#### Problem:
Scan the entries below for the word "свою". Copy each line that has it.

#### Data records:
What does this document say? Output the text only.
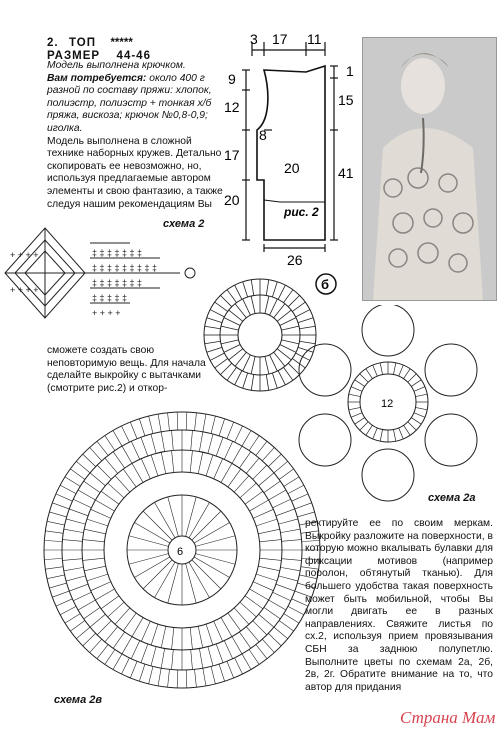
2. ТОП *****
РАЗМЕР 44-46
Модель выполнена крючком.
Вам потребуется: около 400 г разной по составу пряжи: хлопок, полиэстр, полиэстр + тонкая х/б пряжа, вискоза; крючок №0,8-0,9; иголка.
Модель выполнена в сложной технике наборных кружев. Детально скопировать ее невозможно, но, используя предлагаемые автором элементы и свою фантазию, а также следуя нашим рекомендациям Вы
3 17 11
1
15
41
9
12
17
20
8
20
рис. 2
26
‡ ‡ ‡ ‡ ‡ ‡ ‡
‡ ‡ ‡ ‡ ‡ ‡ ‡ ‡ ‡
‡ ‡ ‡ ‡ ‡ ‡ ‡
‡ ‡ ‡ ‡ ‡
+ + + +
+ + + +
+ + + +
схема 2
б
сможете создать свою неповторимую вещь. Для начала сделайте выкройку с вытачками (смотрите рис.2) и откор-
12
схема 2а
6
схема 2в
ректируйте ее по своим меркам. Выкройку разложите на поверхности, в которую можно вкалывать булавки для фиксации мотивов (например поролон, обтянутый тканью). Для большего удобства такая поверхность может быть мобильной, чтобы Вы могли двигать ее в разных направлениях. Свяжите листья по сх.2, используя прием провязывания СБН за заднюю полупетлю. Выполните цветы по схемам 2а, 2б, 2в, 2г. Обратите внимание на то, что автор для придания
Страна Мам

#### Response to the task:
Модель выполнена в сложной технике наборных кружев. Детально скопировать ее невозможно, но, используя предлагаемые автором элементы и свою фантазию, а также следуя нашим рекомендациям Вы
сможете создать свою неповторимую вещь. Для начала сделайте выкройку с вытачками (смотрите рис.2) и откор-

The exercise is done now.